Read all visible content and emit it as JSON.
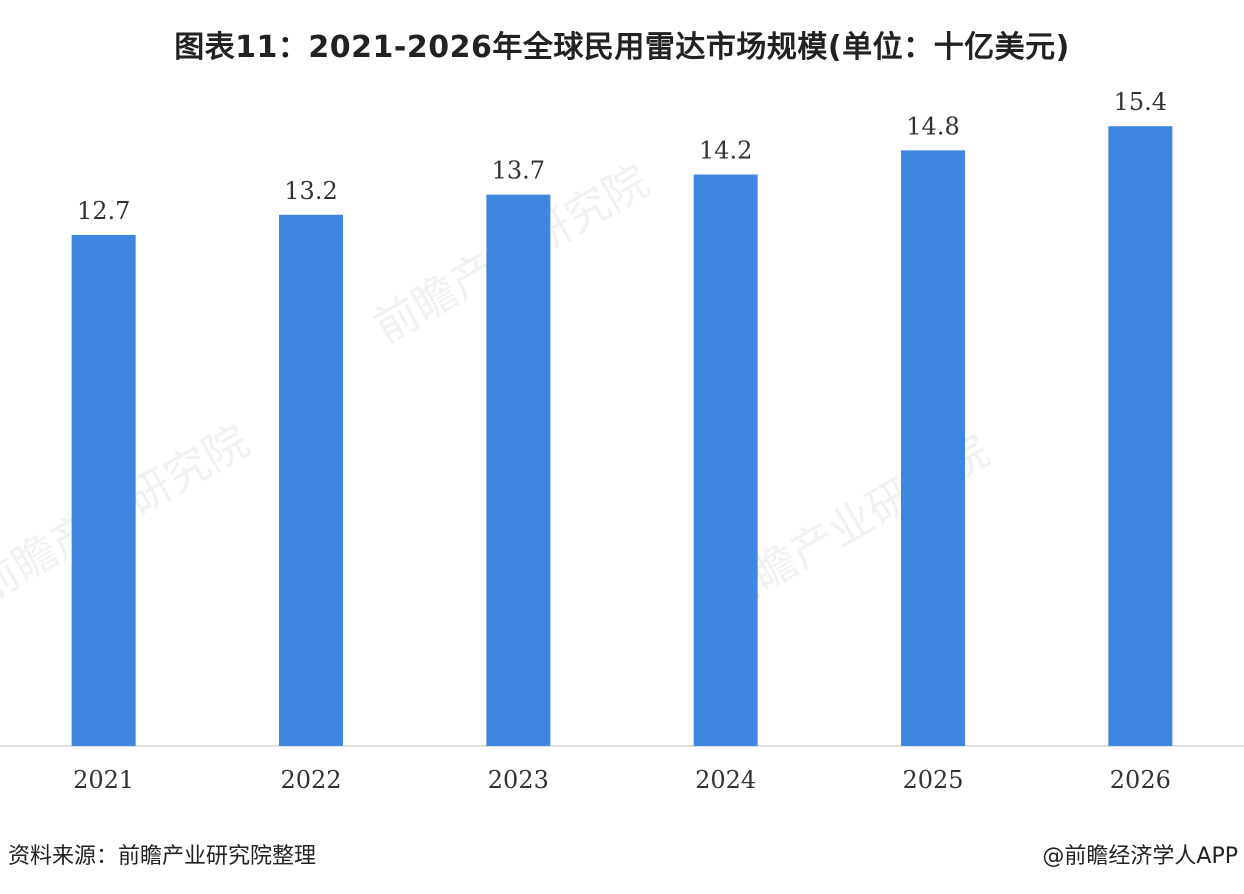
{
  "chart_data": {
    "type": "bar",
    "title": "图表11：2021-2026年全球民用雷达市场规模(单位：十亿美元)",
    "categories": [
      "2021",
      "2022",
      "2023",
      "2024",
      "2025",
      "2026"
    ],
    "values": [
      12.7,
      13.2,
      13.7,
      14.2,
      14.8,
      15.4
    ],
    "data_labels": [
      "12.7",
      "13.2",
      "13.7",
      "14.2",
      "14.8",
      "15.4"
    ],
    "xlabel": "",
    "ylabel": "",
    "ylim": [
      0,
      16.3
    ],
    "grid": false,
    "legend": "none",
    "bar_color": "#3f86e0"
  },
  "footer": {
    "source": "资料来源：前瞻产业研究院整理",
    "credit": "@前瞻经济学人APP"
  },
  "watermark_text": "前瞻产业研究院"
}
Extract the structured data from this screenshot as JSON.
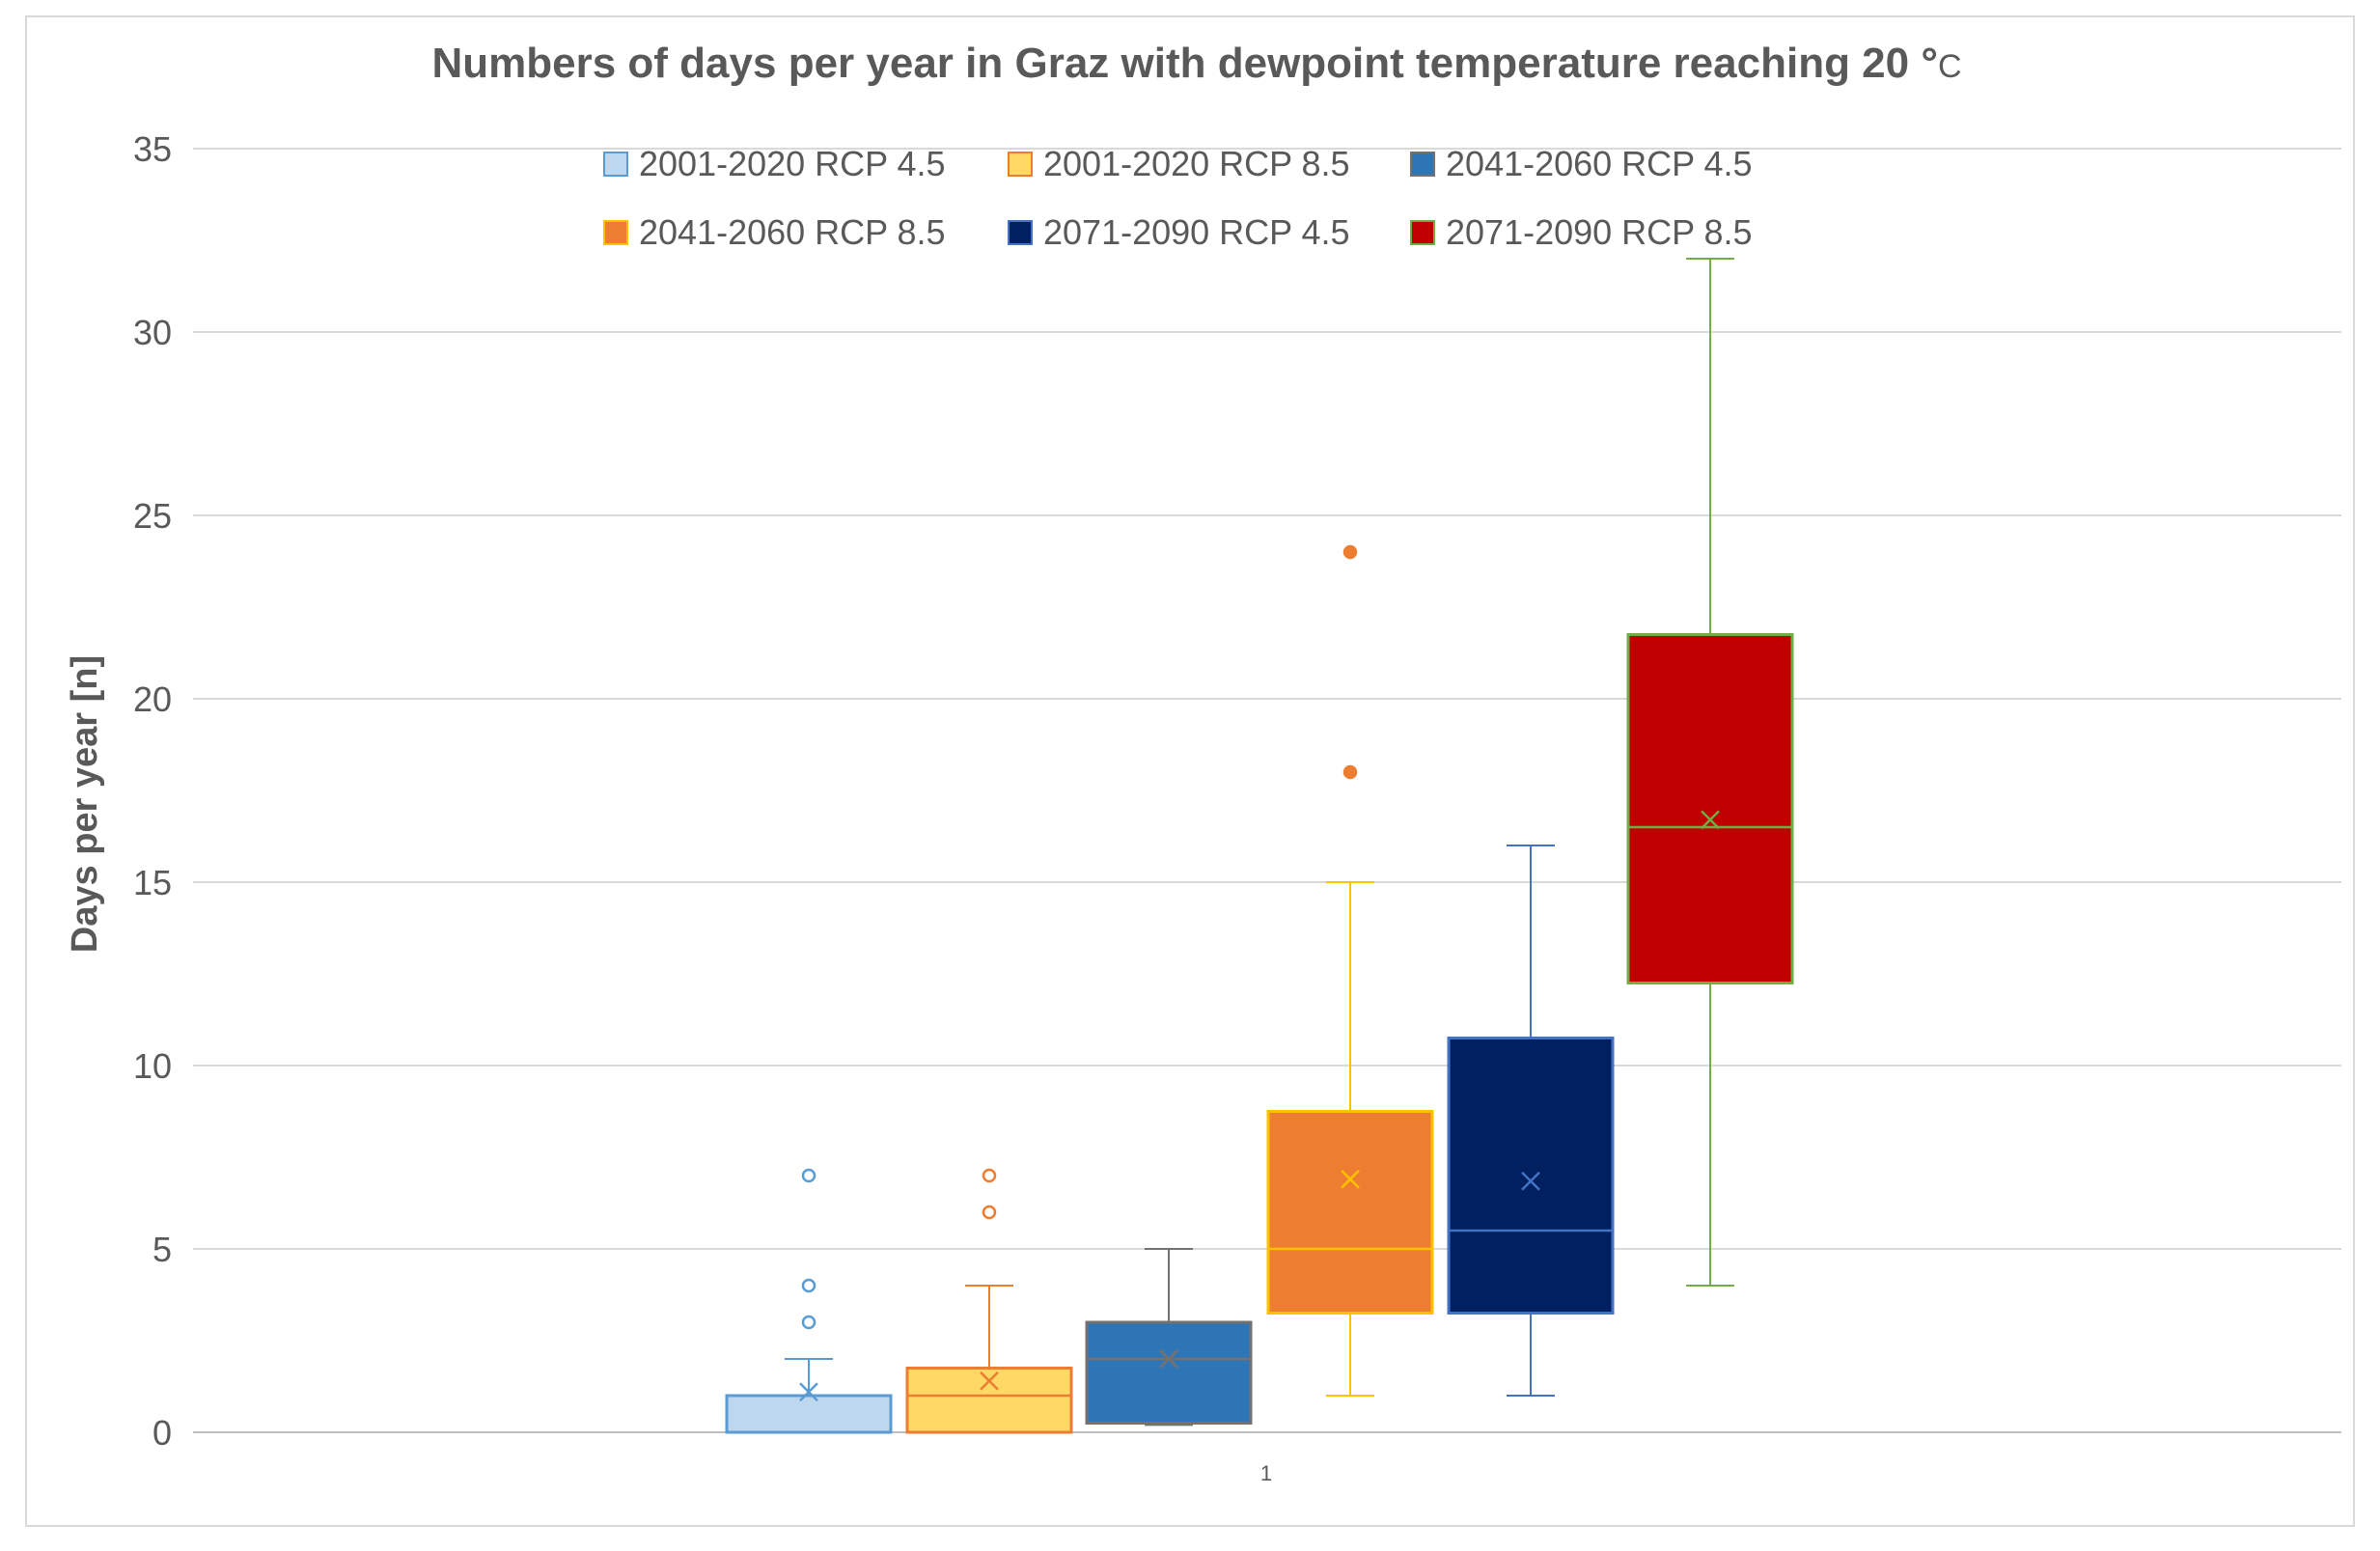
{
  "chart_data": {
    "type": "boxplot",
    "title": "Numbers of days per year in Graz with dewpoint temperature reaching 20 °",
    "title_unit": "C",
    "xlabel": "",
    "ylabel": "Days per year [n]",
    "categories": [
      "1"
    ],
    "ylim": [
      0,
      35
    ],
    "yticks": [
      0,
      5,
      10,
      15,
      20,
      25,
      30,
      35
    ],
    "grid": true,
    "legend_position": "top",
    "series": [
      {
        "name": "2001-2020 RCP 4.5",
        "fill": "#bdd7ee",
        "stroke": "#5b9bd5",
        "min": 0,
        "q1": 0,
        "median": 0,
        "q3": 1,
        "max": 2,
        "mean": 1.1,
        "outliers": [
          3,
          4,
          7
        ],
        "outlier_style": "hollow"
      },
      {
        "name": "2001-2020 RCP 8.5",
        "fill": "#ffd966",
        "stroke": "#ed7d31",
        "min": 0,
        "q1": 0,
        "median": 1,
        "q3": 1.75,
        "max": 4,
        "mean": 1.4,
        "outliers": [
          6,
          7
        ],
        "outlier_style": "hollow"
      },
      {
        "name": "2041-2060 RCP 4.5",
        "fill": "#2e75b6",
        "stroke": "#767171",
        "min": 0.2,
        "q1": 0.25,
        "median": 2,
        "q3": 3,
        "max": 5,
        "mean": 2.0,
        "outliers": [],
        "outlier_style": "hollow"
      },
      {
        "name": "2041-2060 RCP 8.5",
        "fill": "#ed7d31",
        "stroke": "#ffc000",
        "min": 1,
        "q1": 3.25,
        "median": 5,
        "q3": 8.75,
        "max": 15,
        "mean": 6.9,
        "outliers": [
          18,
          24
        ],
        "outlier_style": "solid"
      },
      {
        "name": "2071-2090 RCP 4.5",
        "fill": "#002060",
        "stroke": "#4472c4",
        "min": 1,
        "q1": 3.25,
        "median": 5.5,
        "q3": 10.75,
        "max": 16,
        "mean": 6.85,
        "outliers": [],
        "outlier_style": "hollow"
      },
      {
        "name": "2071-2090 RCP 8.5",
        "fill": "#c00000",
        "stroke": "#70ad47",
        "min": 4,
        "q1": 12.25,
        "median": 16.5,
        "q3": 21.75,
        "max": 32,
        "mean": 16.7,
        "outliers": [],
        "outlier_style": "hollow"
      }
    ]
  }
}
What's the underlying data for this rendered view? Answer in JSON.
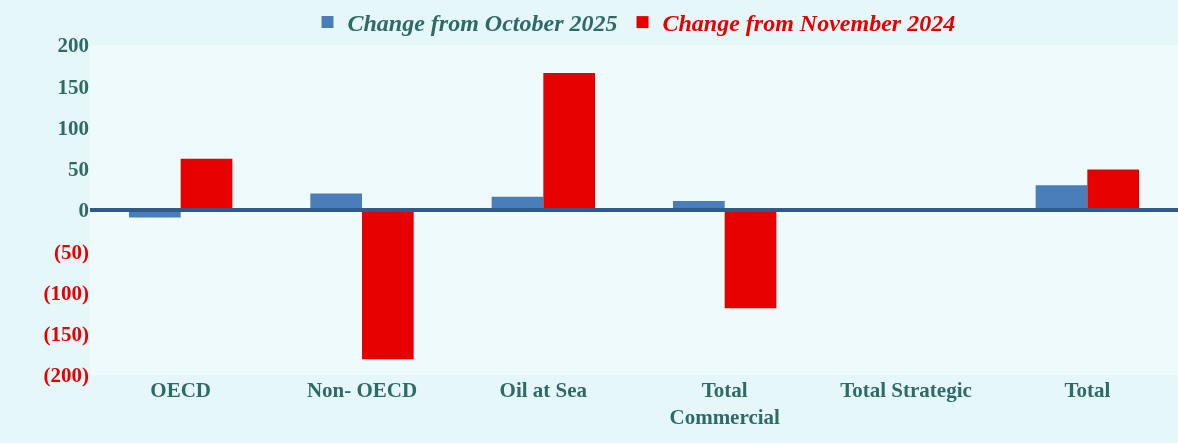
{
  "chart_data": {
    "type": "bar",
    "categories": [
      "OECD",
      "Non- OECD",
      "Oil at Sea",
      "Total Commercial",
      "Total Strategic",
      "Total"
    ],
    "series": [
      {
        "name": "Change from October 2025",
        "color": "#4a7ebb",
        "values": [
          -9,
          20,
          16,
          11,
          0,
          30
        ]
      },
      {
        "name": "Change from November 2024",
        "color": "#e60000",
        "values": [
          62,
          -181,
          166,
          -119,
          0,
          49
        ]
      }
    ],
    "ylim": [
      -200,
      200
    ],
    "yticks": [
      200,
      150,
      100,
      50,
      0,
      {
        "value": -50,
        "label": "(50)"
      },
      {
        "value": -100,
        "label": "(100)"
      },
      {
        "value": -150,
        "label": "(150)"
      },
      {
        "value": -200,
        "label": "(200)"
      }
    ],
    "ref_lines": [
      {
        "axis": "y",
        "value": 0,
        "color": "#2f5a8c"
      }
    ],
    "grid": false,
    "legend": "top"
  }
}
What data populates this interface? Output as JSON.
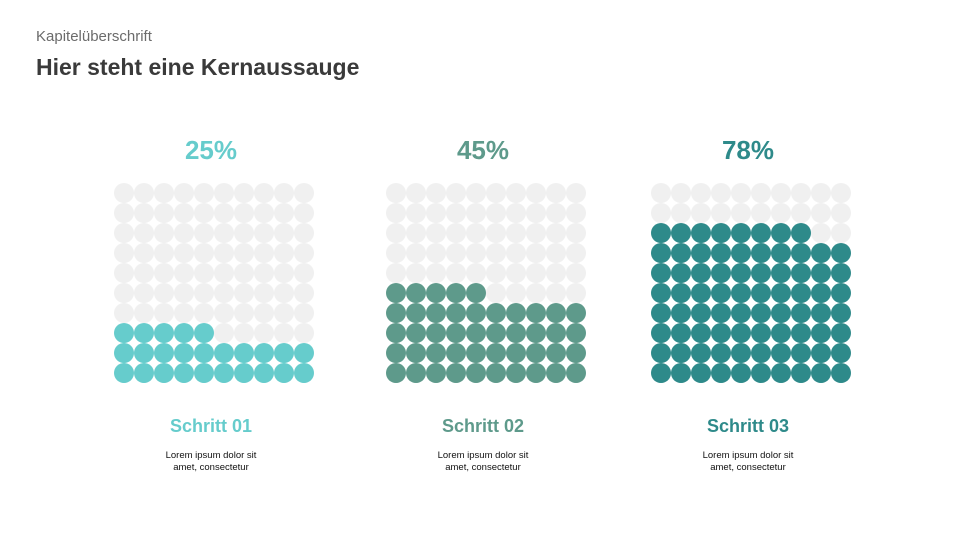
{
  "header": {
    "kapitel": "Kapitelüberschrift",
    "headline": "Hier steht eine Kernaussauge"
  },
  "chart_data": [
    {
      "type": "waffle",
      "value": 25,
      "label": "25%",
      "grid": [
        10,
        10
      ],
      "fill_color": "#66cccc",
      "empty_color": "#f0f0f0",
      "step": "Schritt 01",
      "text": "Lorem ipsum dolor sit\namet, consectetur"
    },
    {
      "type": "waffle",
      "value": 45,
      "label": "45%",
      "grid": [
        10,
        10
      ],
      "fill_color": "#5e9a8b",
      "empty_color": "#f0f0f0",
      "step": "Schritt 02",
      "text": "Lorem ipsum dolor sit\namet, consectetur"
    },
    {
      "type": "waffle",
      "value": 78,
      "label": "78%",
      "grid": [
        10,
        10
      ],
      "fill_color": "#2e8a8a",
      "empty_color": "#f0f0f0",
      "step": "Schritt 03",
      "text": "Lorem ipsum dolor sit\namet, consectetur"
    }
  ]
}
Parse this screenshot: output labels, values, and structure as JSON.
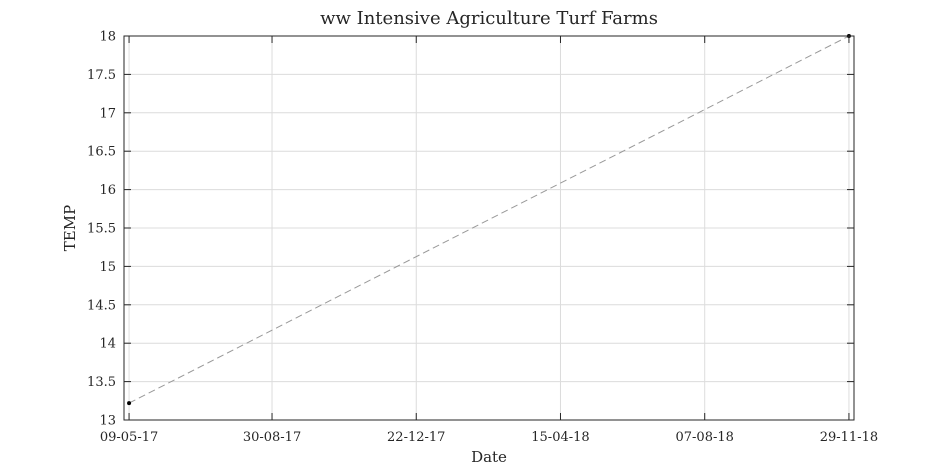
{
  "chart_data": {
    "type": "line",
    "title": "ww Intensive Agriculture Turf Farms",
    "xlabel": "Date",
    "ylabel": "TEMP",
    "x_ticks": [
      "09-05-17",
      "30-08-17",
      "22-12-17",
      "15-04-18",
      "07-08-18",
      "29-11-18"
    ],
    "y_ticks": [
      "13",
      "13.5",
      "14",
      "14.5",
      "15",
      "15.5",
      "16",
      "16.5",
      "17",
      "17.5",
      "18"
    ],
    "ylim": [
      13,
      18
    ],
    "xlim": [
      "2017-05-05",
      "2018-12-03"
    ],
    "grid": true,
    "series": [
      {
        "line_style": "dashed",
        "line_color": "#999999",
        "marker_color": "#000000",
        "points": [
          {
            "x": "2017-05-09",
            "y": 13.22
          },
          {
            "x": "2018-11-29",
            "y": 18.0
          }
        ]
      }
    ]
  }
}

# # # #

▶ [Short task]:
Word for word, quote the lines above. Omit the pictures.

▶ [Written response]:
Read all visible content and emit it as JSON.
{
  "chart_data": {
    "type": "bar",
    "title": "图表11：2021-2026年全球民用雷达市场规模(单位：十亿美元)",
    "categories": [
      "2021",
      "2022",
      "2023",
      "2024",
      "2025",
      "2026"
    ],
    "values": [
      12.7,
      13.2,
      13.7,
      14.2,
      14.8,
      15.4
    ],
    "data_labels": [
      "12.7",
      "13.2",
      "13.7",
      "14.2",
      "14.8",
      "15.4"
    ],
    "xlabel": "",
    "ylabel": "",
    "ylim": [
      0,
      16.3
    ],
    "grid": false,
    "legend": "none",
    "bar_color": "#3f86e0"
  },
  "footer": {
    "source": "资料来源：前瞻产业研究院整理",
    "credit": "@前瞻经济学人APP"
  },
  "watermark_text": "前瞻产业研究院"
}
Extract the structured data from this screenshot as JSON.
{
  "chart_data": {
    "type": "boxplot",
    "title": "Numbers of days per year in Graz with dewpoint temperature reaching 20 °",
    "title_unit": "C",
    "xlabel": "",
    "ylabel": "Days per year [n]",
    "categories": [
      "1"
    ],
    "ylim": [
      0,
      35
    ],
    "yticks": [
      0,
      5,
      10,
      15,
      20,
      25,
      30,
      35
    ],
    "grid": true,
    "legend_position": "top",
    "series": [
      {
        "name": "2001-2020 RCP 4.5",
        "fill": "#bdd7ee",
        "stroke": "#5b9bd5",
        "min": 0,
        "q1": 0,
        "median": 0,
        "q3": 1,
        "max": 2,
        "mean": 1.1,
        "outliers": [
          3,
          4,
          7
        ],
        "outlier_style": "hollow"
      },
      {
        "name": "2001-2020 RCP 8.5",
        "fill": "#ffd966",
        "stroke": "#ed7d31",
        "min": 0,
        "q1": 0,
        "median": 1,
        "q3": 1.75,
        "max": 4,
        "mean": 1.4,
        "outliers": [
          6,
          7
        ],
        "outlier_style": "hollow"
      },
      {
        "name": "2041-2060 RCP 4.5",
        "fill": "#2e75b6",
        "stroke": "#767171",
        "min": 0.2,
        "q1": 0.25,
        "median": 2,
        "q3": 3,
        "max": 5,
        "mean": 2.0,
        "outliers": [],
        "outlier_style": "hollow"
      },
      {
        "name": "2041-2060 RCP 8.5",
        "fill": "#ed7d31",
        "stroke": "#ffc000",
        "min": 1,
        "q1": 3.25,
        "median": 5,
        "q3": 8.75,
        "max": 15,
        "mean": 6.9,
        "outliers": [
          18,
          24
        ],
        "outlier_style": "solid"
      },
      {
        "name": "2071-2090 RCP 4.5",
        "fill": "#002060",
        "stroke": "#4472c4",
        "min": 1,
        "q1": 3.25,
        "median": 5.5,
        "q3": 10.75,
        "max": 16,
        "mean": 6.85,
        "outliers": [],
        "outlier_style": "hollow"
      },
      {
        "name": "2071-2090 RCP 8.5",
        "fill": "#c00000",
        "stroke": "#70ad47",
        "min": 4,
        "q1": 12.25,
        "median": 16.5,
        "q3": 21.75,
        "max": 32,
        "mean": 16.7,
        "outliers": [],
        "outlier_style": "hollow"
      }
    ]
  }
}
What's the underlying data for this rendered view? Answer in JSON.
{
  "chart_data": {
    "type": "bar",
    "categories": [
      "OECD",
      "Non- OECD",
      "Oil at Sea",
      "Total Commercial",
      "Total Strategic",
      "Total"
    ],
    "series": [
      {
        "name": "Change from October 2025",
        "color": "#4a7ebb",
        "values": [
          -9,
          20,
          16,
          11,
          0,
          30
        ]
      },
      {
        "name": "Change from November 2024",
        "color": "#e60000",
        "values": [
          62,
          -181,
          166,
          -119,
          0,
          49
        ]
      }
    ],
    "ylim": [
      -200,
      200
    ],
    "yticks": [
      200,
      150,
      100,
      50,
      0,
      {
        "value": -50,
        "label": "(50)"
      },
      {
        "value": -100,
        "label": "(100)"
      },
      {
        "value": -150,
        "label": "(150)"
      },
      {
        "value": -200,
        "label": "(200)"
      }
    ],
    "ref_lines": [
      {
        "axis": "y",
        "value": 0,
        "color": "#2f5a8c"
      }
    ],
    "grid": false,
    "legend": "top"
  }
}
What data populates this interface? Output as JSON.
{
  "header": {
    "kapitel": "Kapitelüberschrift",
    "headline": "Hier steht eine Kernaussauge"
  },
  "chart_data": [
    {
      "type": "waffle",
      "value": 25,
      "label": "25%",
      "grid": [
        10,
        10
      ],
      "fill_color": "#66cccc",
      "empty_color": "#f0f0f0",
      "step": "Schritt 01",
      "text": "Lorem ipsum dolor sit\namet, consectetur"
    },
    {
      "type": "waffle",
      "value": 45,
      "label": "45%",
      "grid": [
        10,
        10
      ],
      "fill_color": "#5e9a8b",
      "empty_color": "#f0f0f0",
      "step": "Schritt 02",
      "text": "Lorem ipsum dolor sit\namet, consectetur"
    },
    {
      "type": "waffle",
      "value": 78,
      "label": "78%",
      "grid": [
        10,
        10
      ],
      "fill_color": "#2e8a8a",
      "empty_color": "#f0f0f0",
      "step": "Schritt 03",
      "text": "Lorem ipsum dolor sit\namet, consectetur"
    }
  ]
}
Parse this screenshot: output labels, values, and structure as JSON.
{
  "chart_data": {
    "type": "line",
    "title": "ww Intensive Agriculture Turf Farms",
    "xlabel": "Date",
    "ylabel": "TEMP",
    "x_ticks": [
      "09-05-17",
      "30-08-17",
      "22-12-17",
      "15-04-18",
      "07-08-18",
      "29-11-18"
    ],
    "y_ticks": [
      "13",
      "13.5",
      "14",
      "14.5",
      "15",
      "15.5",
      "16",
      "16.5",
      "17",
      "17.5",
      "18"
    ],
    "ylim": [
      13,
      18
    ],
    "xlim": [
      "2017-05-05",
      "2018-12-03"
    ],
    "grid": true,
    "series": [
      {
        "line_style": "dashed",
        "line_color": "#999999",
        "marker_color": "#000000",
        "points": [
          {
            "x": "2017-05-09",
            "y": 13.22
          },
          {
            "x": "2018-11-29",
            "y": 18.0
          }
        ]
      }
    ]
  }
}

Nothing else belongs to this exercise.